Short problem: Reproduce all entries verbatim, with nothing added or dropped.

Record extracts:
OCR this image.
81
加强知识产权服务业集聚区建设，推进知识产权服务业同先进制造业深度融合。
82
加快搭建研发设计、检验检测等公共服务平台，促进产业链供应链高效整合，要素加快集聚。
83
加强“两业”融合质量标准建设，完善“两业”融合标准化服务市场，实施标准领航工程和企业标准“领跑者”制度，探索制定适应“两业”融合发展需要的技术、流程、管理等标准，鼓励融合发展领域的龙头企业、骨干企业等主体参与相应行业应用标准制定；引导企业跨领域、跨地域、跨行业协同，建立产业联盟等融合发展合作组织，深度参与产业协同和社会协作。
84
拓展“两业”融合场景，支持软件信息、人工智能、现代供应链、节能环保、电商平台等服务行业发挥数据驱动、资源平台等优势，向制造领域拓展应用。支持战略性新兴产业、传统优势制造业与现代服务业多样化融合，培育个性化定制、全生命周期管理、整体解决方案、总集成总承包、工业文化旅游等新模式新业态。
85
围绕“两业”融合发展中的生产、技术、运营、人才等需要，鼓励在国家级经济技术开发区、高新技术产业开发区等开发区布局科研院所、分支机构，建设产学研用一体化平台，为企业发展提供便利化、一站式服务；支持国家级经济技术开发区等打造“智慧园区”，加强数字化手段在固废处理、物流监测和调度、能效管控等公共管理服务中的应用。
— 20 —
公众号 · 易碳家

Task solution:
OCR this image.
81
加强知识产权服务业集聚区建设，推进知识产权服务业同先进制造业深度融合。
82
加快搭建研发设计、检验检测等公共服务平台，促进产业链供应链高效整合，要素加快集聚。
83
加强“两业”融合质量标准建设，完善“两业”融合标准化服务市场，实施标准领航工程和企业标准“领跑者”制度，探索制定适应“两业”融合发展需要的技术、流程、管理等标准，鼓励融合发展领域的龙头企业、骨干企业等主体参与相应行业应用标准制定；引导企业跨领域、跨地域、跨行业协同，建立产业联盟等融合发展合作组织，深度参与产业协同和社会协作。
84
拓展“两业”融合场景，支持软件信息、人工智能、现代供应链、节能环保、电商平台等服务行业发挥数据驱动、资源平台等优势，向制造领域拓展应用。支持战略性新兴产业、传统优势制造业与现代服务业多样化融合，培育个性化定制、全生命周期管理、整体解决方案、总集成总承包、工业文化旅游等新模式新业态。
85
围绕“两业”融合发展中的生产、技术、运营、人才等需要，鼓励在国家级经济技术开发区、高新技术产业开发区等开发区布局科研院所、分支机构，建设产学研用一体化平台，为企业发展提供便利化、一站式服务；支持国家级经济技术开发区等打造“智慧园区”，加强数字化手段在固废处理、物流监测和调度、能效管控等公共管理服务中的应用。
— 20 —
公众号 · 易碳家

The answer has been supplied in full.